> WHAT THE TASK ASKS: Lines holding the string "bolts" are the ones to copy from this listing.

════════════════════

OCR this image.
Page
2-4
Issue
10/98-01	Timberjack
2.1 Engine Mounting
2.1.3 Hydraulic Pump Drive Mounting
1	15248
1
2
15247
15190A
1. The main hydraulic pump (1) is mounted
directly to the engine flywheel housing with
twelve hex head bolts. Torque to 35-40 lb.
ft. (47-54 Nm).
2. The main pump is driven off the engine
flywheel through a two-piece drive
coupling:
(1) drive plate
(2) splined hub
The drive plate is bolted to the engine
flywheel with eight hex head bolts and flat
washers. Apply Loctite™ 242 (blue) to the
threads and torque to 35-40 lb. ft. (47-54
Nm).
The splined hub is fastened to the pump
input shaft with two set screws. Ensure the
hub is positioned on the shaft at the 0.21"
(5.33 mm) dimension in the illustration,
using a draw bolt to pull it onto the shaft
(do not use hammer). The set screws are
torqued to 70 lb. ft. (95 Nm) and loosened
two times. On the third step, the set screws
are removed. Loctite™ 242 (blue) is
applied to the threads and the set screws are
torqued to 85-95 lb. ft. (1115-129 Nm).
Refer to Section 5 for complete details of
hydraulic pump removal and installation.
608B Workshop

════════════════════

> THE RESPONSE:
twelve hex head bolts. Torque to 35-40 lb.
flywheel with eight hex head bolts and flat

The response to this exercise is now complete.